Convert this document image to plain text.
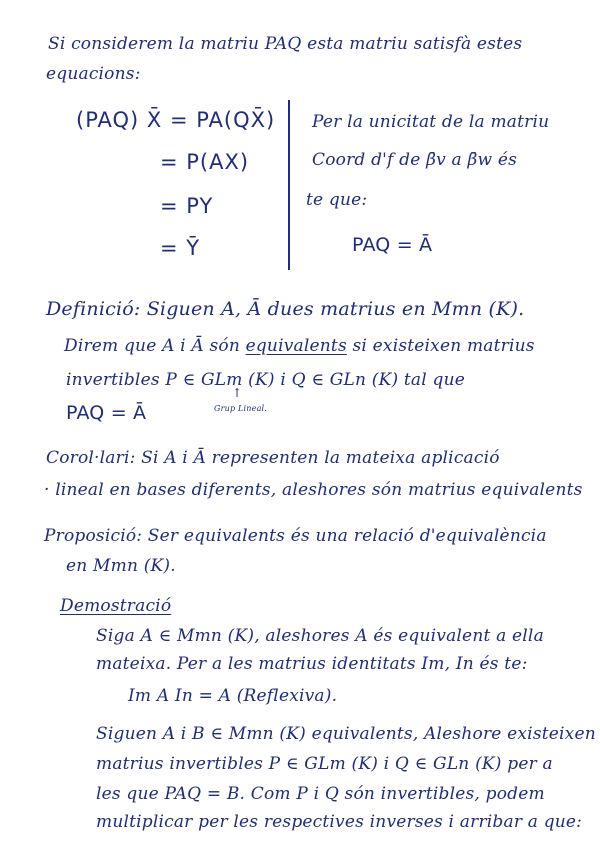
Si considerem la matriu PAQ esta matriu satisfà estes
equacions:
(PAQ) X̄ = PA(QX̄)
= P(AX)
= PY
= Ȳ
Per la unicitat de la matriu
Coord d'f de β̄v a β̄w és
te que:
PAQ = Ā
Definició: Siguen A, Ā dues matrius en Mmn (K).
Direm que A i Ā són equivalents si existeixen matrius
invertibles P ∈ GLm (K) i Q ∈ GLn (K) tal que
PAQ = Ā
↑
Grup Lineal.
Corol·lari: Si A i Ā representen la mateixa aplicació
· lineal en bases diferents, aleshores són matrius equivalents
Proposició: Ser equivalents és una relació d'equivalència
en Mmn (K).
Demostració
Siga A ∈ Mmn (K), aleshores A és equivalent a ella
mateixa. Per a les matrius identitats Im, In és te:
Im A In = A (Reflexiva).
Siguen A i B ∈ Mmn (K) equivalents, Aleshore existeixen
matrius invertibles P ∈ GLm (K) i Q ∈ GLn (K) per a
les que PAQ = B. Com P i Q són invertibles, podem
multiplicar per les respectives inverses i arribar a que:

◇ ◇ ◇ ◇ ◇

Exercise directions:
Return all lines of the material above in which the word "matrius" occurs.

Output for this exercise:
Definició: Siguen A, Ā dues matrius en Mmn (K).
Direm que A i Ā són equivalents si existeixen matrius
· lineal en bases diferents, aleshores són matrius equivalents
mateixa. Per a les matrius identitats Im, In és te:
matrius invertibles P ∈ GLm (K) i Q ∈ GLn (K) per a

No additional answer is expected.